All the data must come back unchanged, except that pictures are left out.

── Supplied records

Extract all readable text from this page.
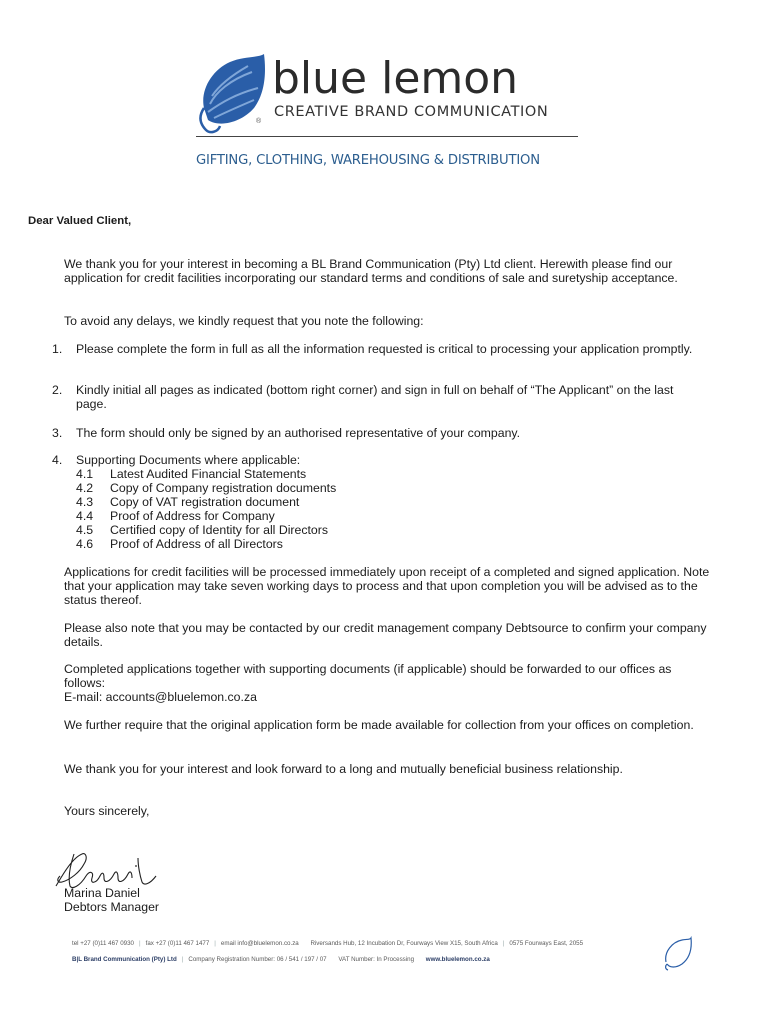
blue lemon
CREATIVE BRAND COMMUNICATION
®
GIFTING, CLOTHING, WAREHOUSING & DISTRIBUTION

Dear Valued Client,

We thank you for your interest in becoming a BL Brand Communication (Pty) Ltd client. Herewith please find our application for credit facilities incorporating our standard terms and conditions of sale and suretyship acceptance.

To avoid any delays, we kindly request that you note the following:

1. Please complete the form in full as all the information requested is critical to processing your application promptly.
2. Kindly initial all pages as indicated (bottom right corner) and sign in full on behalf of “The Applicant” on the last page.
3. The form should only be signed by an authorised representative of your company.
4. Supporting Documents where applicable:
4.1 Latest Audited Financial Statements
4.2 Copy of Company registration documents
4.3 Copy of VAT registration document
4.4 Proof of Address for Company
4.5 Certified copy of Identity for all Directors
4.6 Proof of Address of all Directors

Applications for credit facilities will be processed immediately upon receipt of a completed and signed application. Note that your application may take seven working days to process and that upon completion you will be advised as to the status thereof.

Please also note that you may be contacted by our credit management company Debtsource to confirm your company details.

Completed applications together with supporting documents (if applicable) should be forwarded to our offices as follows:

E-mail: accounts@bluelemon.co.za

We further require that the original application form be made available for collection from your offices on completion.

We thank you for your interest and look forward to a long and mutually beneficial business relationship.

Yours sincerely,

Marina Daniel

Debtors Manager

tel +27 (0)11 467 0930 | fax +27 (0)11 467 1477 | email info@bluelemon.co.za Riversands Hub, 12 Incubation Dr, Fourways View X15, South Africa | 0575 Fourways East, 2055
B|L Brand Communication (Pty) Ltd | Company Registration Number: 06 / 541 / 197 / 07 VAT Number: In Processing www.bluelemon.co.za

────

__Reply__:
Extract all readable text from this page.
blue lemon
CREATIVE BRAND COMMUNICATION
®
GIFTING, CLOTHING, WAREHOUSING & DISTRIBUTION

Dear Valued Client,

We thank you for your interest in becoming a BL Brand Communication (Pty) Ltd client. Herewith please find our application for credit facilities incorporating our standard terms and conditions of sale and suretyship acceptance.

To avoid any delays, we kindly request that you note the following:

1. Please complete the form in full as all the information requested is critical to processing your application promptly.
2. Kindly initial all pages as indicated (bottom right corner) and sign in full on behalf of “The Applicant” on the last page.
3. The form should only be signed by an authorised representative of your company.
4. Supporting Documents where applicable:
4.1 Latest Audited Financial Statements
4.2 Copy of Company registration documents
4.3 Copy of VAT registration document
4.4 Proof of Address for Company
4.5 Certified copy of Identity for all Directors
4.6 Proof of Address of all Directors

Applications for credit facilities will be processed immediately upon receipt of a completed and signed application. Note that your application may take seven working days to process and that upon completion you will be advised as to the status thereof.

Please also note that you may be contacted by our credit management company Debtsource to confirm your company details.

Completed applications together with supporting documents (if applicable) should be forwarded to our offices as follows:

E-mail: accounts@bluelemon.co.za

We further require that the original application form be made available for collection from your offices on completion.

We thank you for your interest and look forward to a long and mutually beneficial business relationship.

Yours sincerely,

Marina Daniel

Debtors Manager

tel +27 (0)11 467 0930 | fax +27 (0)11 467 1477 | email info@bluelemon.co.za Riversands Hub, 12 Incubation Dr, Fourways View X15, South Africa | 0575 Fourways East, 2055
B|L Brand Communication (Pty) Ltd | Company Registration Number: 06 / 541 / 197 / 07 VAT Number: In Processing www.bluelemon.co.za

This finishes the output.